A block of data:
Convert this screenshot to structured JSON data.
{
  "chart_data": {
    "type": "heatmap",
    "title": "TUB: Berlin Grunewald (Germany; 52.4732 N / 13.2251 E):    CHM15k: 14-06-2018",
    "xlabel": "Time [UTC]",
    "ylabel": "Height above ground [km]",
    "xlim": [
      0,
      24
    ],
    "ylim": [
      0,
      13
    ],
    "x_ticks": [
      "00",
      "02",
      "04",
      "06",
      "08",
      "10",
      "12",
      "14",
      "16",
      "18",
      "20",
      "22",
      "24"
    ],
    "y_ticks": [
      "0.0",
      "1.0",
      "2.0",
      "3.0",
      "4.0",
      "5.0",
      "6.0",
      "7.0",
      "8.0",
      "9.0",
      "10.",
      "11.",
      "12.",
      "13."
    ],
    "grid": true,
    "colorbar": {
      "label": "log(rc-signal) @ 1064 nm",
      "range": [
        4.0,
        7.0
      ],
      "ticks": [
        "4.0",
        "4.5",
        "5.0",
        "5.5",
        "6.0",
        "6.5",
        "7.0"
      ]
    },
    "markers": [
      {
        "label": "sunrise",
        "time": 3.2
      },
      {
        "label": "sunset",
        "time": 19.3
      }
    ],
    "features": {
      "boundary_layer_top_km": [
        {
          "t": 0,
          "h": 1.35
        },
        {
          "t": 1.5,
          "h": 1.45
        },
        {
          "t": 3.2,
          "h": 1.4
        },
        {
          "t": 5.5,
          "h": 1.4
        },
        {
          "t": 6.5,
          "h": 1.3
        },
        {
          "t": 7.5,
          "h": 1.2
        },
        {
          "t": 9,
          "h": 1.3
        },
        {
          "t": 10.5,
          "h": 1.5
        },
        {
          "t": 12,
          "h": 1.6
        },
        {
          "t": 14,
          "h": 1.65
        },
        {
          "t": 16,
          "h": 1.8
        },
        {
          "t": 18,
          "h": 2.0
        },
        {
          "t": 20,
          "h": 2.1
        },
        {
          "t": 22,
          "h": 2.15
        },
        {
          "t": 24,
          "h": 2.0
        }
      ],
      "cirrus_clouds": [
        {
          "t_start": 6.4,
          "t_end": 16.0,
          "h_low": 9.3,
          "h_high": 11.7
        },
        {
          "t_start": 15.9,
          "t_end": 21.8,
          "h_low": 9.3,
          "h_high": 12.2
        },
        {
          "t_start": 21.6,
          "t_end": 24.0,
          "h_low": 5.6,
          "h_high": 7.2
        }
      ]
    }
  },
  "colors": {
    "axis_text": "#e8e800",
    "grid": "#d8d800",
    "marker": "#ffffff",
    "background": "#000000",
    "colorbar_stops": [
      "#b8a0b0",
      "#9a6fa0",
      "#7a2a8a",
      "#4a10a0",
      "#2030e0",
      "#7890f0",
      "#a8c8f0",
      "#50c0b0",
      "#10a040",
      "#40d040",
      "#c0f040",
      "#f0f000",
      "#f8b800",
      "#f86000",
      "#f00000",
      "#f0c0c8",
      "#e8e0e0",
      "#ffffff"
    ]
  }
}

_What the task asks_. Write each line above out exactly.

_Correct response_.
Convert this screenshot to structured JSON data.
{
  "chart_data": {
    "type": "heatmap",
    "title": "TUB: Berlin Grunewald (Germany; 52.4732 N / 13.2251 E):    CHM15k: 14-06-2018",
    "xlabel": "Time [UTC]",
    "ylabel": "Height above ground [km]",
    "xlim": [
      0,
      24
    ],
    "ylim": [
      0,
      13
    ],
    "x_ticks": [
      "00",
      "02",
      "04",
      "06",
      "08",
      "10",
      "12",
      "14",
      "16",
      "18",
      "20",
      "22",
      "24"
    ],
    "y_ticks": [
      "0.0",
      "1.0",
      "2.0",
      "3.0",
      "4.0",
      "5.0",
      "6.0",
      "7.0",
      "8.0",
      "9.0",
      "10.",
      "11.",
      "12.",
      "13."
    ],
    "grid": true,
    "colorbar": {
      "label": "log(rc-signal) @ 1064 nm",
      "range": [
        4.0,
        7.0
      ],
      "ticks": [
        "4.0",
        "4.5",
        "5.0",
        "5.5",
        "6.0",
        "6.5",
        "7.0"
      ]
    },
    "markers": [
      {
        "label": "sunrise",
        "time": 3.2
      },
      {
        "label": "sunset",
        "time": 19.3
      }
    ],
    "features": {
      "boundary_layer_top_km": [
        {
          "t": 0,
          "h": 1.35
        },
        {
          "t": 1.5,
          "h": 1.45
        },
        {
          "t": 3.2,
          "h": 1.4
        },
        {
          "t": 5.5,
          "h": 1.4
        },
        {
          "t": 6.5,
          "h": 1.3
        },
        {
          "t": 7.5,
          "h": 1.2
        },
        {
          "t": 9,
          "h": 1.3
        },
        {
          "t": 10.5,
          "h": 1.5
        },
        {
          "t": 12,
          "h": 1.6
        },
        {
          "t": 14,
          "h": 1.65
        },
        {
          "t": 16,
          "h": 1.8
        },
        {
          "t": 18,
          "h": 2.0
        },
        {
          "t": 20,
          "h": 2.1
        },
        {
          "t": 22,
          "h": 2.15
        },
        {
          "t": 24,
          "h": 2.0
        }
      ],
      "cirrus_clouds": [
        {
          "t_start": 6.4,
          "t_end": 16.0,
          "h_low": 9.3,
          "h_high": 11.7
        },
        {
          "t_start": 15.9,
          "t_end": 21.8,
          "h_low": 9.3,
          "h_high": 12.2
        },
        {
          "t_start": 21.6,
          "t_end": 24.0,
          "h_low": 5.6,
          "h_high": 7.2
        }
      ]
    }
  },
  "colors": {
    "axis_text": "#e8e800",
    "grid": "#d8d800",
    "marker": "#ffffff",
    "background": "#000000",
    "colorbar_stops": [
      "#b8a0b0",
      "#9a6fa0",
      "#7a2a8a",
      "#4a10a0",
      "#2030e0",
      "#7890f0",
      "#a8c8f0",
      "#50c0b0",
      "#10a040",
      "#40d040",
      "#c0f040",
      "#f0f000",
      "#f8b800",
      "#f86000",
      "#f00000",
      "#f0c0c8",
      "#e8e0e0",
      "#ffffff"
    ]
  }
}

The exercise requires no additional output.